[Data items]
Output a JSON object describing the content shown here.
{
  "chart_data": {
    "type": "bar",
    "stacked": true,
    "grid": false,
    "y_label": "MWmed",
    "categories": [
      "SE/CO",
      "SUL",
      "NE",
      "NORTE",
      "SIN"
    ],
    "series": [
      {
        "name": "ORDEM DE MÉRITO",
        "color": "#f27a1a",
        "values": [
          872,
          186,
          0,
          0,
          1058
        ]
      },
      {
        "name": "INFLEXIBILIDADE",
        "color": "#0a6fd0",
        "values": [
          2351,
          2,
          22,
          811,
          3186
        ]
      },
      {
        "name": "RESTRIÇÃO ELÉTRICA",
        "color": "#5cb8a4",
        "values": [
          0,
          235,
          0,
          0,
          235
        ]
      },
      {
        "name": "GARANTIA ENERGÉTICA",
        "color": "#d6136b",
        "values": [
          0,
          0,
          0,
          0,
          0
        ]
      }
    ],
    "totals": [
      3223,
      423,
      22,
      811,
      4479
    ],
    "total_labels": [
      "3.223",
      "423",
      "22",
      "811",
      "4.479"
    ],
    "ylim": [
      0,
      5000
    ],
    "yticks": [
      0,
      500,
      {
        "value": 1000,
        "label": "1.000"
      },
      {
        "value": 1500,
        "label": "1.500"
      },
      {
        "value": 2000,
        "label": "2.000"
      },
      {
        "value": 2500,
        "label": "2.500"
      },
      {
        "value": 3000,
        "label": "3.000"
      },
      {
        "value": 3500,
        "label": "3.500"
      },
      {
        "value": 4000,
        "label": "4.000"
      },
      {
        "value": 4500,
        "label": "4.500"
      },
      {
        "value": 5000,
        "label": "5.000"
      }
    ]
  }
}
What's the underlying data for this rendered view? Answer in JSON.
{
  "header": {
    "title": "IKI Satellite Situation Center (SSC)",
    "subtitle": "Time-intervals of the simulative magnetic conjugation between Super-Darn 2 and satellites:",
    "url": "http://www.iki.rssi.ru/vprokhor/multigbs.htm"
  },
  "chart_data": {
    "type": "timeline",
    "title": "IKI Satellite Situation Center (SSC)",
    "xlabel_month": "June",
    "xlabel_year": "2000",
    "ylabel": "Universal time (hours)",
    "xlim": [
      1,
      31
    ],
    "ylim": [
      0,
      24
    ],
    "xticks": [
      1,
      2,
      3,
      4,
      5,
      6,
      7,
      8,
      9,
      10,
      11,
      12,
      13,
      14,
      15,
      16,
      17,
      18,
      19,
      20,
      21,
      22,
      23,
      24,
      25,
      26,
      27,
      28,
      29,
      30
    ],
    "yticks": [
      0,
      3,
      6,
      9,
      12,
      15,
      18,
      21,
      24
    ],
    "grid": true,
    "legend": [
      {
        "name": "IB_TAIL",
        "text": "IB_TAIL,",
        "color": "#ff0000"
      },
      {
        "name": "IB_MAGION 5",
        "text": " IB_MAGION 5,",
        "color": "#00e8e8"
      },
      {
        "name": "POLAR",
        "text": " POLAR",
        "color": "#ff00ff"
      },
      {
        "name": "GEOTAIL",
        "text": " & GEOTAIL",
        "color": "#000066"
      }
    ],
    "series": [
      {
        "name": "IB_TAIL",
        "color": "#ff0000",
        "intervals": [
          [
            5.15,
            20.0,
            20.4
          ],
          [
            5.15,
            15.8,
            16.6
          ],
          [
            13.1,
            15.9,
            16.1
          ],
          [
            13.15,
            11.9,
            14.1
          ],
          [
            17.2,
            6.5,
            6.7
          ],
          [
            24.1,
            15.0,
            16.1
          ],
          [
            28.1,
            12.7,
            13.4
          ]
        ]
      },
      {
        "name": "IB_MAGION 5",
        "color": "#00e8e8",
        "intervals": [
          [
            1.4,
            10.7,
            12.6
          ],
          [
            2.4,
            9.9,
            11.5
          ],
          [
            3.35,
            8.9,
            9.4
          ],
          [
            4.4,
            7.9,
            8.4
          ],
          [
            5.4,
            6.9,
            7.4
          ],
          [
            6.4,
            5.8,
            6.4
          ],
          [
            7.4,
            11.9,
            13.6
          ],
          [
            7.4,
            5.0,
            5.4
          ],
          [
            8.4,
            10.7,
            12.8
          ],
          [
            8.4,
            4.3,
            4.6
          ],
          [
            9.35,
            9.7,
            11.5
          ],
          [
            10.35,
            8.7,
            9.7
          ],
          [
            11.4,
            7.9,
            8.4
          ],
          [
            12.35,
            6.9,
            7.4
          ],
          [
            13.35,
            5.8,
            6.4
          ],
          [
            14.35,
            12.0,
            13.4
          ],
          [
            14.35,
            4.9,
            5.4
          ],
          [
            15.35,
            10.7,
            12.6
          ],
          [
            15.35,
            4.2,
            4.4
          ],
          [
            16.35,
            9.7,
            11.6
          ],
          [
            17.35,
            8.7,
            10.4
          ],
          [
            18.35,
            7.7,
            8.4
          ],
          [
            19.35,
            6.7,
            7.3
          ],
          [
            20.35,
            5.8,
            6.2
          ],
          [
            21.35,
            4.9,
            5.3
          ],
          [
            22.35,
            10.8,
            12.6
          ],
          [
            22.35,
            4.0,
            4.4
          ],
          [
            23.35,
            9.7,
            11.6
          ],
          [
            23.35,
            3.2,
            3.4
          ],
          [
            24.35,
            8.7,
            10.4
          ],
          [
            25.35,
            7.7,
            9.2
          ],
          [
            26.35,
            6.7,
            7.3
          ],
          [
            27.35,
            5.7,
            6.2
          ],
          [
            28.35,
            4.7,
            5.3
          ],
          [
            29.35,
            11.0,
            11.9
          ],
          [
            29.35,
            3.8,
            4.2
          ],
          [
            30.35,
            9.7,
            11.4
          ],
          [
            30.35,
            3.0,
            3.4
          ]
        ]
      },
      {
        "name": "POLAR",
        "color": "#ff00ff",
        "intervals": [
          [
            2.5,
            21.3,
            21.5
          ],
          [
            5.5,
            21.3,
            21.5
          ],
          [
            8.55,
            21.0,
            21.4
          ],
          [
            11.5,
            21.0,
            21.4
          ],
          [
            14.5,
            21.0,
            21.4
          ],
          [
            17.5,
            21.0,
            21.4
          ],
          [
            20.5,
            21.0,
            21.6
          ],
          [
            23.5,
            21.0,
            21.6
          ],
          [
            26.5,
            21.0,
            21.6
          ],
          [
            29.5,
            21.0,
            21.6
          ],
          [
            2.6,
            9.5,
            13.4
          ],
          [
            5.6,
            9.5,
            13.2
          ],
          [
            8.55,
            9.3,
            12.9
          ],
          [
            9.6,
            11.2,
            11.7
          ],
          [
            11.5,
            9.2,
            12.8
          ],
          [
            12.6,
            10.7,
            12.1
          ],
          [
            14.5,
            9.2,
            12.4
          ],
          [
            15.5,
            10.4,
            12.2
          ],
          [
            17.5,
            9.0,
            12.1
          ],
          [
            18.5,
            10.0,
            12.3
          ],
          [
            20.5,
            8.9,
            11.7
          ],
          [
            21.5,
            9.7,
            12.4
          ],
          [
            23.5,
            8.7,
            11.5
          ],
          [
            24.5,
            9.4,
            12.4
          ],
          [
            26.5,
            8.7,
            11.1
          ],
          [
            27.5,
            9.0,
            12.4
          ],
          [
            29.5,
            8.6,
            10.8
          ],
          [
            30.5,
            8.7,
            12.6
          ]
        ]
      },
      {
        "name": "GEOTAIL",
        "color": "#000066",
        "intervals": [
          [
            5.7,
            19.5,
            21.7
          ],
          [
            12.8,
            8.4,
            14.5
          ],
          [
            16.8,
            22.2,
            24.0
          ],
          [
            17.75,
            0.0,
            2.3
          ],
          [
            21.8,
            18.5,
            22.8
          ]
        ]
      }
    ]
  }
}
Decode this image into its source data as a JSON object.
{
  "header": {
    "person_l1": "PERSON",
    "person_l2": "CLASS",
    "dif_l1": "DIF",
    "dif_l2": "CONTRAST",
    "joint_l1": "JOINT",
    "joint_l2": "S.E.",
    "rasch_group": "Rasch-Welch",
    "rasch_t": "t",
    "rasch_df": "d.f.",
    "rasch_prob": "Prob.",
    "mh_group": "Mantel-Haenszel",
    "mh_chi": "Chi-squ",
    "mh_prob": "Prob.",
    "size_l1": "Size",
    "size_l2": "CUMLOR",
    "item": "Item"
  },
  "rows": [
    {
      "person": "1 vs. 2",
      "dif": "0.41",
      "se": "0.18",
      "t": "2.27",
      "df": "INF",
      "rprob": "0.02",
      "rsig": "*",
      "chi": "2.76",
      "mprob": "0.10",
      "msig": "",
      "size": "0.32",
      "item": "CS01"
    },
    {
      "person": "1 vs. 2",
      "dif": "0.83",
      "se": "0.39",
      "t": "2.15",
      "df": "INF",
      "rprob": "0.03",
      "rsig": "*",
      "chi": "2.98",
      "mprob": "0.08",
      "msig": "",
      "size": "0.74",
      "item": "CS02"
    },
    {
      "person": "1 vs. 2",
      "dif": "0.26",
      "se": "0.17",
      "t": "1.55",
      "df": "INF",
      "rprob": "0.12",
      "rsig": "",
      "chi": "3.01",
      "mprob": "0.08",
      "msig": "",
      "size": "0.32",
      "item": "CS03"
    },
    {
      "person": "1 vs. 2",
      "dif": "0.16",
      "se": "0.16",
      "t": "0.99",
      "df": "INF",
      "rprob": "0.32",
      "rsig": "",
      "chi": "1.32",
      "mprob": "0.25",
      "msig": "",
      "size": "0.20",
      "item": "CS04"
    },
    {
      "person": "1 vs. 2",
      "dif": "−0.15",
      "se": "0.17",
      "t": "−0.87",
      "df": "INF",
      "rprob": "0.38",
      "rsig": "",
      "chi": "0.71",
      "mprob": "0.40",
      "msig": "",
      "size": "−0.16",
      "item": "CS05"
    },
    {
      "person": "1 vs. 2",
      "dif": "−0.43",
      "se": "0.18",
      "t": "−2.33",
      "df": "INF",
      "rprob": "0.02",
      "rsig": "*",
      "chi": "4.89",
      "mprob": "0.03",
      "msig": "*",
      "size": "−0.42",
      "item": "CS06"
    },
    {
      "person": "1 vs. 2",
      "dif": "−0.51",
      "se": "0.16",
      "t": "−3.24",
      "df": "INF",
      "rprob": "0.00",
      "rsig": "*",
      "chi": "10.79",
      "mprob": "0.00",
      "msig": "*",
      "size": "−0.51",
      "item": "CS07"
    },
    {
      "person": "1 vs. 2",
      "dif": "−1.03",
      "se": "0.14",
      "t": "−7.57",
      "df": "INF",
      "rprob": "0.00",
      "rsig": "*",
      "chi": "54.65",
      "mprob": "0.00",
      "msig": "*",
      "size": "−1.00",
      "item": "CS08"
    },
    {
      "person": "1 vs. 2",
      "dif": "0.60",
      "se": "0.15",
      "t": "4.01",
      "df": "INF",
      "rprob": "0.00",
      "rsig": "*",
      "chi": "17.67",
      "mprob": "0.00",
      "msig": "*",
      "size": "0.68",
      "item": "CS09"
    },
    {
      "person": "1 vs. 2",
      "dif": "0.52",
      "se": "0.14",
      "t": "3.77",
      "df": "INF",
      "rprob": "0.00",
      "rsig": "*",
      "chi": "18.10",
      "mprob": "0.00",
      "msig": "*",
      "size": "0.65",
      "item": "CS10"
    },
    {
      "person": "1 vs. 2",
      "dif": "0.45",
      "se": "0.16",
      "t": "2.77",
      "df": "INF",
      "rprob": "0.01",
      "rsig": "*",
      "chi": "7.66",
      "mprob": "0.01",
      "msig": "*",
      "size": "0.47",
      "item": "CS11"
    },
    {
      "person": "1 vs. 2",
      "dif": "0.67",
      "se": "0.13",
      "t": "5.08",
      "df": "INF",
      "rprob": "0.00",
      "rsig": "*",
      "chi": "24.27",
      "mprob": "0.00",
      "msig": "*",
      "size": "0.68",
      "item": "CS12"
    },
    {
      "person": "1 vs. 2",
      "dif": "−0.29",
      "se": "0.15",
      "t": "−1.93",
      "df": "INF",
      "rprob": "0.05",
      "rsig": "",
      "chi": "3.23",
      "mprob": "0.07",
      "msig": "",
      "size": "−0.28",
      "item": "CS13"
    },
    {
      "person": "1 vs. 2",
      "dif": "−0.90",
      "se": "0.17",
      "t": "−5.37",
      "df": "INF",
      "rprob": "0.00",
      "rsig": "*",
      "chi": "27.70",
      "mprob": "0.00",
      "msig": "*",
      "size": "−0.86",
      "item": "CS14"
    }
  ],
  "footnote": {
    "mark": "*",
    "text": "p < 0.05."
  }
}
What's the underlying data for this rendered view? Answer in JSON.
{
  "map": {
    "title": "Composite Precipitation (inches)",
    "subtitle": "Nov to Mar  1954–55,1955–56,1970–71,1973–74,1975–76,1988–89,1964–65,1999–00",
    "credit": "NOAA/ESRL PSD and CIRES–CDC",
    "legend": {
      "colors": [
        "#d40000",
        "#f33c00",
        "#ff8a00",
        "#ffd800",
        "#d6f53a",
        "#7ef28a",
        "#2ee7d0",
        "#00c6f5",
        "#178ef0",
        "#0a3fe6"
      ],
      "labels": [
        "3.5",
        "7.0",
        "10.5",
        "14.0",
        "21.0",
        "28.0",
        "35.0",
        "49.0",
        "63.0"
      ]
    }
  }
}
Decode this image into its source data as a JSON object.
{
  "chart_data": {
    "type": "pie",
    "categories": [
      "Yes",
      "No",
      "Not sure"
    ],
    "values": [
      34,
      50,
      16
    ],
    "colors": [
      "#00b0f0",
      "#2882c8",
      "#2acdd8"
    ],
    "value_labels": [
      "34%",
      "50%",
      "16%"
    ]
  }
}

[What needs to be done]
List the lines of the material in which the word "subtitle" occurs.

[Written solution]
    "subtitle": "Time-intervals of the simulative magnetic conjugation between Super-Darn 2 and satellites:",
    "subtitle": "Nov to Mar  1954–55,1955–56,1970–71,1973–74,1975–76,1988–89,1964–65,1999–00",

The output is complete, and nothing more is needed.